**What is expected:** Pick each line that has "course" out of the records.
*** Opening Source data ***
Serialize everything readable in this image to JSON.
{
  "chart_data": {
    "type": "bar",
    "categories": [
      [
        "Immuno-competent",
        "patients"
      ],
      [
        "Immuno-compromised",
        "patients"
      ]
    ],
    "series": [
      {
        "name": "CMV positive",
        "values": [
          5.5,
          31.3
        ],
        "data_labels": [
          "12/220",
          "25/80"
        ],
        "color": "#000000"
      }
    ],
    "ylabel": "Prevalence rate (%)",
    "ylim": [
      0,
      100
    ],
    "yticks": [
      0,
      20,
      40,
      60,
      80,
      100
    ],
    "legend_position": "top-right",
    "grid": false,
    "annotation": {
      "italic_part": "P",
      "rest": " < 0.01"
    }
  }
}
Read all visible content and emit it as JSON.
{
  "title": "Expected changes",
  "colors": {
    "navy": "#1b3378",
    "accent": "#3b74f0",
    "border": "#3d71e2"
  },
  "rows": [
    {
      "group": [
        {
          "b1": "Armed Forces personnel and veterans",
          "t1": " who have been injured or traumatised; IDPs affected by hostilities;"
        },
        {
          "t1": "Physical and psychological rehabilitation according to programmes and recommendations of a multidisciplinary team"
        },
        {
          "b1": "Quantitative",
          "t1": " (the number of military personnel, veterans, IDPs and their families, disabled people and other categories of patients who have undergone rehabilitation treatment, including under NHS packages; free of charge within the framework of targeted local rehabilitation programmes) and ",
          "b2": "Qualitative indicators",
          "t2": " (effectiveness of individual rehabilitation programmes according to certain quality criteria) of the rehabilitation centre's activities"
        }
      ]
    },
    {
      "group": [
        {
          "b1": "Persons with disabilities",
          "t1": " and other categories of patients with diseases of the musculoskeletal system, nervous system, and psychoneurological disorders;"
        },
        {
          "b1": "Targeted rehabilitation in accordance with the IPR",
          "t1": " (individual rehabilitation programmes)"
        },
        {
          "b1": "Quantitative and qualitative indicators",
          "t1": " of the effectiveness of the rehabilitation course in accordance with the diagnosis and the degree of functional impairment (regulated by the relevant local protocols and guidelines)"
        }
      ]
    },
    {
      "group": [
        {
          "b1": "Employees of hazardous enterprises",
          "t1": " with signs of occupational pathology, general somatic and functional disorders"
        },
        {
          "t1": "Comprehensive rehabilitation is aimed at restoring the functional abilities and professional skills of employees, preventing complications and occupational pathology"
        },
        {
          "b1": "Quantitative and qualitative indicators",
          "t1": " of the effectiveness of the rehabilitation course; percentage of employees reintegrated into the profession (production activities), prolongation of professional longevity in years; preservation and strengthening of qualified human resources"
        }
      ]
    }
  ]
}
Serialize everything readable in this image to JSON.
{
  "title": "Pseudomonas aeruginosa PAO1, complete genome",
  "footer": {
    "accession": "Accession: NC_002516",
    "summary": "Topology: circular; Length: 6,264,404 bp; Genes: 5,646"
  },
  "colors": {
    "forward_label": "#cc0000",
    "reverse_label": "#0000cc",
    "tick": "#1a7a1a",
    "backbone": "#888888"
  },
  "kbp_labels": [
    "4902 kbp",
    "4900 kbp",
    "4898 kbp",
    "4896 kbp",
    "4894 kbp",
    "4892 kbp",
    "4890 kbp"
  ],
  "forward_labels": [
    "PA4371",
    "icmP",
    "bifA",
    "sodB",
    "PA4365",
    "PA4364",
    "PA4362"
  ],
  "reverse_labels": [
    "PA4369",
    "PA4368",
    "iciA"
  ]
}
*** Closing Source data ***
**Reply to the exercise:**
          "t1": " of the effectiveness of the rehabilitation course in accordance with the diagnosis and the degree of functional impairment (regulated by the relevant local protocols and guidelines)"
          "t1": " of the effectiveness of the rehabilitation course; percentage of employees reintegrated into the profession (production activities), prolongation of professional longevity in years; preservation and strengthening of qualified human resources"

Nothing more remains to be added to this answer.